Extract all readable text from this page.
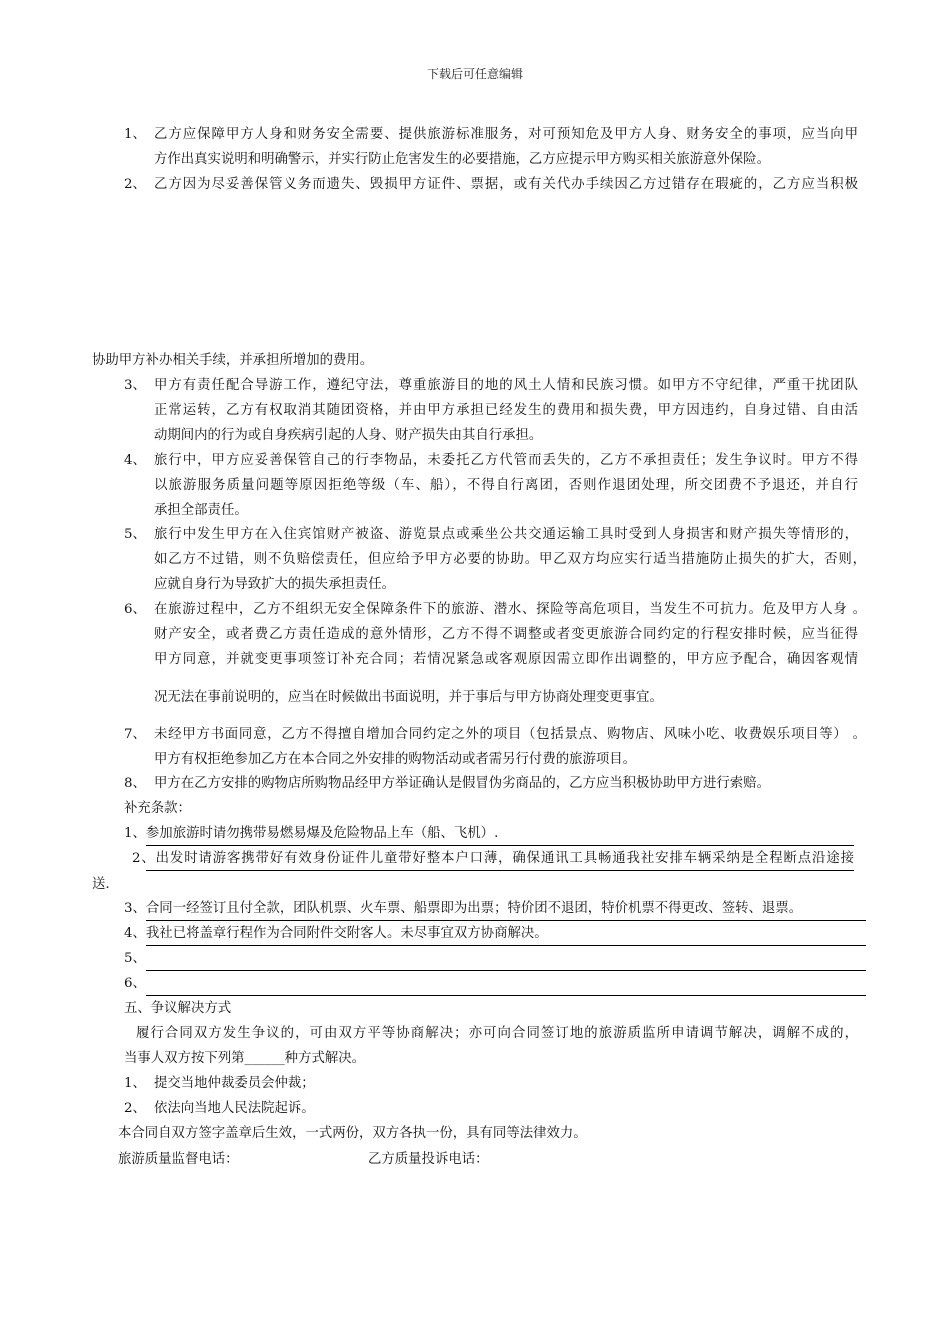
下载后可任意编辑
1、 乙方应保障甲方人身和财务安全需要、提供旅游标准服务，对可预知危及甲方人身、财务安全的事项，应当向甲
方作出真实说明和明确警示，并实行防止危害发生的必要措施，乙方应提示甲方购买相关旅游意外保险。
2、 乙方因为尽妥善保管义务而遗失、毁损甲方证件、票据，或有关代办手续因乙方过错存在瑕疵的，乙方应当积极
协助甲方补办相关手续，并承担所增加的费用。
3、 甲方有责任配合导游工作，遵纪守法，尊重旅游目的地的风土人情和民族习惯。如甲方不守纪律，严重干扰团队
正常运转，乙方有权取消其随团资格，并由甲方承担已经发生的费用和损失费，甲方因违约，自身过错、自由活
动期间内的行为或自身疾病引起的人身、财产损失由其自行承担。
4、 旅行中，甲方应妥善保管自己的行李物品，未委托乙方代管而丢失的，乙方不承担责任；发生争议时。甲方不得
以旅游服务质量问题等原因拒绝等级（车、船），不得自行离团，否则作退团处理，所交团费不予退还，并自行
承担全部责任。
5、 旅行中发生甲方在入住宾馆财产被盗、游览景点或乘坐公共交通运输工具时受到人身损害和财产损失等情形的，
如乙方不过错，则不负赔偿责任，但应给予甲方必要的协助。甲乙双方均应实行适当措施防止损失的扩大，否则，
应就自身行为导致扩大的损失承担责任。
6、 在旅游过程中，乙方不组织无安全保障条件下的旅游、潜水、探险等高危项目，当发生不可抗力。危及甲方人身 。
财产安全，或者费乙方责任造成的意外情形，乙方不得不调整或者变更旅游合同约定的行程安排时候，应当征得
甲方同意，并就变更事项签订补充合同；若情况紧急或客观原因需立即作出调整的，甲方应予配合，确因客观情
况无法在事前说明的，应当在时候做出书面说明，并于事后与甲方协商处理变更事宜。
7、 未经甲方书面同意，乙方不得擅自增加合同约定之外的项目（包括景点、购物店、风味小吃、收费娱乐项目等） 。
甲方有权拒绝参加乙方在本合同之外安排的购物活动或者需另行付费的旅游项目。
8、 甲方在乙方安排的购物店所购物品经甲方举证确认是假冒伪劣商品的，乙方应当积极协助甲方进行索赔。
补充条款：
1、参加旅游时请勿携带易燃易爆及危险物品上车（船、飞机）.
2、出发时请游客携带好有效身份证件儿童带好整本户口薄，确保通讯工具畅通我社安排车辆采纳是全程断点沿途接
送.
3、合同一经签订且付全款，团队机票、火车票、船票即为出票；特价团不退团，特价机票不得更改、签转、退票。
4、我社已将盖章行程作为合同附件交附客人。未尽事宜双方协商解决。
5、
6、
五、争议解决方式
履行合同双方发生争议的，可由双方平等协商解决；亦可向合同签订地的旅游质监所申请调节解决，调解不成的，
当事人双方按下列第______种方式解决。
1、 提交当地仲裁委员会仲裁；
2、 依法向当地人民法院起诉。
本合同自双方签字盖章后生效，一式两份，双方各执一份，具有同等法律效力。
旅游质量监督电话：	乙方质量投诉电话：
• • • •
* **What is being asked**
Leave the pictures out and copy the rest of the data exactly.

* **Answer below**
Extract all readable text from this page.
下载后可任意编辑
1、 乙方应保障甲方人身和财务安全需要、提供旅游标准服务，对可预知危及甲方人身、财务安全的事项，应当向甲
方作出真实说明和明确警示，并实行防止危害发生的必要措施，乙方应提示甲方购买相关旅游意外保险。
2、 乙方因为尽妥善保管义务而遗失、毁损甲方证件、票据，或有关代办手续因乙方过错存在瑕疵的，乙方应当积极
协助甲方补办相关手续，并承担所增加的费用。
3、 甲方有责任配合导游工作，遵纪守法，尊重旅游目的地的风土人情和民族习惯。如甲方不守纪律，严重干扰团队
正常运转，乙方有权取消其随团资格，并由甲方承担已经发生的费用和损失费，甲方因违约，自身过错、自由活
动期间内的行为或自身疾病引起的人身、财产损失由其自行承担。
4、 旅行中，甲方应妥善保管自己的行李物品，未委托乙方代管而丢失的，乙方不承担责任；发生争议时。甲方不得
以旅游服务质量问题等原因拒绝等级（车、船），不得自行离团，否则作退团处理，所交团费不予退还，并自行
承担全部责任。
5、 旅行中发生甲方在入住宾馆财产被盗、游览景点或乘坐公共交通运输工具时受到人身损害和财产损失等情形的，
如乙方不过错，则不负赔偿责任，但应给予甲方必要的协助。甲乙双方均应实行适当措施防止损失的扩大，否则，
应就自身行为导致扩大的损失承担责任。
6、 在旅游过程中，乙方不组织无安全保障条件下的旅游、潜水、探险等高危项目，当发生不可抗力。危及甲方人身 。
财产安全，或者费乙方责任造成的意外情形，乙方不得不调整或者变更旅游合同约定的行程安排时候，应当征得
甲方同意，并就变更事项签订补充合同；若情况紧急或客观原因需立即作出调整的，甲方应予配合，确因客观情
况无法在事前说明的，应当在时候做出书面说明，并于事后与甲方协商处理变更事宜。
7、 未经甲方书面同意，乙方不得擅自增加合同约定之外的项目（包括景点、购物店、风味小吃、收费娱乐项目等） 。
甲方有权拒绝参加乙方在本合同之外安排的购物活动或者需另行付费的旅游项目。
8、 甲方在乙方安排的购物店所购物品经甲方举证确认是假冒伪劣商品的，乙方应当积极协助甲方进行索赔。
补充条款：
1、参加旅游时请勿携带易燃易爆及危险物品上车（船、飞机）.
2、出发时请游客携带好有效身份证件儿童带好整本户口薄，确保通讯工具畅通我社安排车辆采纳是全程断点沿途接
送.
3、合同一经签订且付全款，团队机票、火车票、船票即为出票；特价团不退团，特价机票不得更改、签转、退票。
4、我社已将盖章行程作为合同附件交附客人。未尽事宜双方协商解决。
5、
6、
五、争议解决方式
履行合同双方发生争议的，可由双方平等协商解决；亦可向合同签订地的旅游质监所申请调节解决，调解不成的，
当事人双方按下列第______种方式解决。
1、 提交当地仲裁委员会仲裁；
2、 依法向当地人民法院起诉。
本合同自双方签字盖章后生效，一式两份，双方各执一份，具有同等法律效力。
旅游质量监督电话：	乙方质量投诉电话：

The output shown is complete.